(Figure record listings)

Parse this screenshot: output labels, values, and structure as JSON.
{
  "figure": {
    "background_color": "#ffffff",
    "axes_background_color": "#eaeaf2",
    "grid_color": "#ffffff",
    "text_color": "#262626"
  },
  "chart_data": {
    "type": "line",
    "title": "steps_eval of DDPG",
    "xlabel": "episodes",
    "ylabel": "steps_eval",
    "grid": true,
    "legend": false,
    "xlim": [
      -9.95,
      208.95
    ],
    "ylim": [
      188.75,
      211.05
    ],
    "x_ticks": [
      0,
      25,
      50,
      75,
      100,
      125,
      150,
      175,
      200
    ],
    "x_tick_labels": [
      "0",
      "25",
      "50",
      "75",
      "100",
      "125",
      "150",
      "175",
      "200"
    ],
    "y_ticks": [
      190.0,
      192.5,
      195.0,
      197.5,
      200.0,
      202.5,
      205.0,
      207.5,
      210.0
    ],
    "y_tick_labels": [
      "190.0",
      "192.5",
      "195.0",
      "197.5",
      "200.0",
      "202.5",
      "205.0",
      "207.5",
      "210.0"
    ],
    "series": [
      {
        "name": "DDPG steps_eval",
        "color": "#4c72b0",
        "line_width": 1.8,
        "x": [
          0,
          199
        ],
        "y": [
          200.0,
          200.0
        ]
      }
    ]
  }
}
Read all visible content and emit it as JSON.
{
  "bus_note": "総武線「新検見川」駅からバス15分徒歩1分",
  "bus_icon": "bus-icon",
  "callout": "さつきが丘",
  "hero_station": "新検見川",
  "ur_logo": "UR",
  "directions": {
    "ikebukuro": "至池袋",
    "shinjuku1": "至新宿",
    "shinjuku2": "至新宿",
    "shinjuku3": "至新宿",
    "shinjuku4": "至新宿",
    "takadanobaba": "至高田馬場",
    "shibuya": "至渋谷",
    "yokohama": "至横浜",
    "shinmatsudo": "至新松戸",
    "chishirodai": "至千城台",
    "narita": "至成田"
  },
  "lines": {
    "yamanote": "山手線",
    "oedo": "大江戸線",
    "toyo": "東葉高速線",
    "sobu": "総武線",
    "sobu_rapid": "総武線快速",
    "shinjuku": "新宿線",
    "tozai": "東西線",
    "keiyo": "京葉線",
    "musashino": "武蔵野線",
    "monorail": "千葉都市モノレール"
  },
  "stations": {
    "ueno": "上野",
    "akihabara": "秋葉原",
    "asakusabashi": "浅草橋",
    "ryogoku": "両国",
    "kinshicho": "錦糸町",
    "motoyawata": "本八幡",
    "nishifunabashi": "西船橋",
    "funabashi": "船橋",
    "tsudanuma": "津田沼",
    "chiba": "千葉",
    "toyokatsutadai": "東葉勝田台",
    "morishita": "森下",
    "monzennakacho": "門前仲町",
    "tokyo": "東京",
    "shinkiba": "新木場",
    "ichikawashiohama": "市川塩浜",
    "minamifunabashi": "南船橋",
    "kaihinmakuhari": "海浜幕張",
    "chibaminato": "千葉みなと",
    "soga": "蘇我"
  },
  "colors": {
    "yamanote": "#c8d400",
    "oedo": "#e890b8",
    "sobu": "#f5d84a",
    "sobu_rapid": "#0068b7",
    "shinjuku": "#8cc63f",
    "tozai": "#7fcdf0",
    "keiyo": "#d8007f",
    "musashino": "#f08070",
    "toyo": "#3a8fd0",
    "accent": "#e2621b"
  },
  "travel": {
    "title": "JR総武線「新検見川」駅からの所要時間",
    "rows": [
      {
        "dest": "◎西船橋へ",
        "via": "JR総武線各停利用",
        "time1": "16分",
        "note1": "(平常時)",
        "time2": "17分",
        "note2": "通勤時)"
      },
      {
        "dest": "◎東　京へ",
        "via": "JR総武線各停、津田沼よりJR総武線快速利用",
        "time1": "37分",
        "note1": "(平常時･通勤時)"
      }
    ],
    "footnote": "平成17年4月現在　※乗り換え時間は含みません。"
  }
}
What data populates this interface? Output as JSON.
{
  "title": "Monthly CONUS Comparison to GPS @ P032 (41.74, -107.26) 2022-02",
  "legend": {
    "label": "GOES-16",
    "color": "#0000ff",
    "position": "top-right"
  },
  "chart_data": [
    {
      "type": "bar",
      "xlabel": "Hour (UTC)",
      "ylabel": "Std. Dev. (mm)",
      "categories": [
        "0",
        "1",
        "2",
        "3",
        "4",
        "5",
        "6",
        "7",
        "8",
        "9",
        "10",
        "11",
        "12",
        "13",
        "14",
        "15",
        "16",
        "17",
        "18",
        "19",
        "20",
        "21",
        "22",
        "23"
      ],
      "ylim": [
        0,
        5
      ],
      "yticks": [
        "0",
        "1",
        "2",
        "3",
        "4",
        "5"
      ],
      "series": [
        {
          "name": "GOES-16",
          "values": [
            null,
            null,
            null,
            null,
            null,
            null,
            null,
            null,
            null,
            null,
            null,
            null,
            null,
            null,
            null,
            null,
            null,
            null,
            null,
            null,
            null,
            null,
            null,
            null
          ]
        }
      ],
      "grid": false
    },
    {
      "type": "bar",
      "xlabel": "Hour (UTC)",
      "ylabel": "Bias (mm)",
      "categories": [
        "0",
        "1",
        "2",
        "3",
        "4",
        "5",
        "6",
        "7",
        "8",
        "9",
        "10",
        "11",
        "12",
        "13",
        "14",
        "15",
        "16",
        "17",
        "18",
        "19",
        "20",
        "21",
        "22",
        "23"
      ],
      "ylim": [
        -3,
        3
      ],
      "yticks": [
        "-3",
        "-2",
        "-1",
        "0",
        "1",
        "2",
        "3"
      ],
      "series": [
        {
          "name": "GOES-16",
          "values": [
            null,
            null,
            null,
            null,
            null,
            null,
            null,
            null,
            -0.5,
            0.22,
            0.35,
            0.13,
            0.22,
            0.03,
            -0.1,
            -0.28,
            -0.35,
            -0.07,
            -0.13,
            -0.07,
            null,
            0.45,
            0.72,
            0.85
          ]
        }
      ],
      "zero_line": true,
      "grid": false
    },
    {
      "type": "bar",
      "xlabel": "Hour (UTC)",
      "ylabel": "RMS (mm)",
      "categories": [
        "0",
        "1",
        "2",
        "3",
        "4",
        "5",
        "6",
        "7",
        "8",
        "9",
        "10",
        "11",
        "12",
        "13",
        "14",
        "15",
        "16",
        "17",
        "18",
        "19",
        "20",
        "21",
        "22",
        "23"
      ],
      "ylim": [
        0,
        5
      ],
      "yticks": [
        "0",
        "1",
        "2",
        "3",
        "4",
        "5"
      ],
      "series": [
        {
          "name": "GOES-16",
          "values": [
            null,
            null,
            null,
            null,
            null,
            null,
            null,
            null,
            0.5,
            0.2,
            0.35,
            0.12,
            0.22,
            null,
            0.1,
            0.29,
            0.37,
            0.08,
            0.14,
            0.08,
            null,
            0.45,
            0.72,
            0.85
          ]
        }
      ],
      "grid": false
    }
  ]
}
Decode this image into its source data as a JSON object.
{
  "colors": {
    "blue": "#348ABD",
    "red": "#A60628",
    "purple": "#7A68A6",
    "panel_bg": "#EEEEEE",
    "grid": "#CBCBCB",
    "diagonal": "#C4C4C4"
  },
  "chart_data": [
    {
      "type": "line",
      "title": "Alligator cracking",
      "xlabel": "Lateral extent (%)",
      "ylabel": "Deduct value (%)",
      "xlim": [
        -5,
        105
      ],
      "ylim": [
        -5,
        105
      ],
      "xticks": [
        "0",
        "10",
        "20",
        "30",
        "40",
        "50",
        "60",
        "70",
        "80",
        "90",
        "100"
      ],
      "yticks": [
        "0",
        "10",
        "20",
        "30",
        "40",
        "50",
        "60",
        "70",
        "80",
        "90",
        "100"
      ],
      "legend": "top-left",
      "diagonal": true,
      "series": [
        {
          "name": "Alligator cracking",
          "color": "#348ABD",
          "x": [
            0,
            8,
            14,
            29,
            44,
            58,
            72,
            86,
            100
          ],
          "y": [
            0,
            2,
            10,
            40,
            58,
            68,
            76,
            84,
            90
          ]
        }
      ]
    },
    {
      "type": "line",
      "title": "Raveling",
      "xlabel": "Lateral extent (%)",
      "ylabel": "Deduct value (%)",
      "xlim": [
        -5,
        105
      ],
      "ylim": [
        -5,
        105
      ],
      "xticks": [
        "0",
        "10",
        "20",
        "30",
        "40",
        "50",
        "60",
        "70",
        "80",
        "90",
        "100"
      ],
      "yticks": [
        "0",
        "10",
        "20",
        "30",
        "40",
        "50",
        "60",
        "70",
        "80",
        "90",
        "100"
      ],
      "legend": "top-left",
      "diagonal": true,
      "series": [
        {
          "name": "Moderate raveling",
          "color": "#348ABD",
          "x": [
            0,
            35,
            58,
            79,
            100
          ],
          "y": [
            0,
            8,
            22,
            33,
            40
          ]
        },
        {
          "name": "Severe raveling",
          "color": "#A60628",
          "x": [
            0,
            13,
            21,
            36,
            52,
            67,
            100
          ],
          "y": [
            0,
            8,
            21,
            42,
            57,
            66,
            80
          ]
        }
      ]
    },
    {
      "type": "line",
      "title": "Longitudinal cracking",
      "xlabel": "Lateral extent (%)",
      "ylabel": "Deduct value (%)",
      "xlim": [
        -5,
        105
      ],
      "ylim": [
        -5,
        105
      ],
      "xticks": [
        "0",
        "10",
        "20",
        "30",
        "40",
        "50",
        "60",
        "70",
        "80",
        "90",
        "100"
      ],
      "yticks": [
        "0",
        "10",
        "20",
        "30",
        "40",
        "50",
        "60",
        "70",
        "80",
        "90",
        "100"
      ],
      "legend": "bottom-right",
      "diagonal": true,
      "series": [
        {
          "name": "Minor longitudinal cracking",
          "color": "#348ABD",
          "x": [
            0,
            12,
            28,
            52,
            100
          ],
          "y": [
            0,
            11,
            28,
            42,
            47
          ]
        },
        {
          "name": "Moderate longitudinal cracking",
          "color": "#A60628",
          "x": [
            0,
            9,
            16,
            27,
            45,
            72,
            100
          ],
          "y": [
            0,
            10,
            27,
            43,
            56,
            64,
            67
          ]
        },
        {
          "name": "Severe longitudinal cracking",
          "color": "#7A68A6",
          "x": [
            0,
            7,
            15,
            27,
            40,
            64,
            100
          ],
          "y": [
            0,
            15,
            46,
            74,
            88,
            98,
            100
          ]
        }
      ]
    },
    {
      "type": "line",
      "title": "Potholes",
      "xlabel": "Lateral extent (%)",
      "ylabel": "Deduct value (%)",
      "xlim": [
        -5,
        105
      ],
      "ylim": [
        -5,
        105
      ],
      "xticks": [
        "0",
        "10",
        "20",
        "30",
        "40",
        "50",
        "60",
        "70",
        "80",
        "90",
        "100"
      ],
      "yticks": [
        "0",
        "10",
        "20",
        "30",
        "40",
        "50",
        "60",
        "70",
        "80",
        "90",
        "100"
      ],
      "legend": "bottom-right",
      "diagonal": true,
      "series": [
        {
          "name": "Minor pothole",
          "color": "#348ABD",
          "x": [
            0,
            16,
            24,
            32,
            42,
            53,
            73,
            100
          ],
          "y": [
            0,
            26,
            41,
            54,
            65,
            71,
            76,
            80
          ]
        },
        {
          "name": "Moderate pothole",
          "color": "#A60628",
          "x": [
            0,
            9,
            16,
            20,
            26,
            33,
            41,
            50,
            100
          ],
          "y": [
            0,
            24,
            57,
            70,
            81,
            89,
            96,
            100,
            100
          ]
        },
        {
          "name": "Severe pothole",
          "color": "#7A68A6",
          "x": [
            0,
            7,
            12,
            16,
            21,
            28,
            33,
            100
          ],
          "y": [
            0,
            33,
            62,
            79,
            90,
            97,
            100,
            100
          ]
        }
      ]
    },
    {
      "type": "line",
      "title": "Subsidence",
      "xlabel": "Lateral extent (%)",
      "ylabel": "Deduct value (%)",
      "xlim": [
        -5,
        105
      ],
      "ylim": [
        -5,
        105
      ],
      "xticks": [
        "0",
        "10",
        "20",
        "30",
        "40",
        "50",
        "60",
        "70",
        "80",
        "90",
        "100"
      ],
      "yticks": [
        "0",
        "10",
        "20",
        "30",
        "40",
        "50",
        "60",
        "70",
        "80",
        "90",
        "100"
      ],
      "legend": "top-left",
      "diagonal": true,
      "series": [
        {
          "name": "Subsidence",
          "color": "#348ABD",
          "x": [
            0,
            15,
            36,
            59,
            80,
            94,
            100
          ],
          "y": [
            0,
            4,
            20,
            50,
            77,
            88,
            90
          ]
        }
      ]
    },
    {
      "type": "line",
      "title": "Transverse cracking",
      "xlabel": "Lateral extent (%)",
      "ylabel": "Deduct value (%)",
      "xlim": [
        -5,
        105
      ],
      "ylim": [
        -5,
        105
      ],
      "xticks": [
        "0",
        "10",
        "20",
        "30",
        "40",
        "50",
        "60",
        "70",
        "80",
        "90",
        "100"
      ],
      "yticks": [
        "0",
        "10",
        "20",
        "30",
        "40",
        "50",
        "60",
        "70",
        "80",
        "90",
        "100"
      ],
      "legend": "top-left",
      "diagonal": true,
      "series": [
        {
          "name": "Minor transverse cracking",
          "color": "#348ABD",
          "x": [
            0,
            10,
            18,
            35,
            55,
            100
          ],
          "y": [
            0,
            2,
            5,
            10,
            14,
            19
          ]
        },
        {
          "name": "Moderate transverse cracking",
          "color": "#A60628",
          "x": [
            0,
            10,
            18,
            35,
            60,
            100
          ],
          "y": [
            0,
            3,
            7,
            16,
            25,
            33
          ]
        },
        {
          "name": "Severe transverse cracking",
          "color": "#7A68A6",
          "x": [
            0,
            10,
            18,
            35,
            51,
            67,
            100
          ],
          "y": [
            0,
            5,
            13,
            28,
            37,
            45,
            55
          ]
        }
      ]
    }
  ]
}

- [Prompt]: Scan the records above for the string "新検見川", then report every line that contains it.

- [Worked solution]:
  "bus_note": "総武線「新検見川」駅からバス15分徒歩1分",
  "hero_station": "新検見川",
    "title": "JR総武線「新検見川」駅からの所要時間",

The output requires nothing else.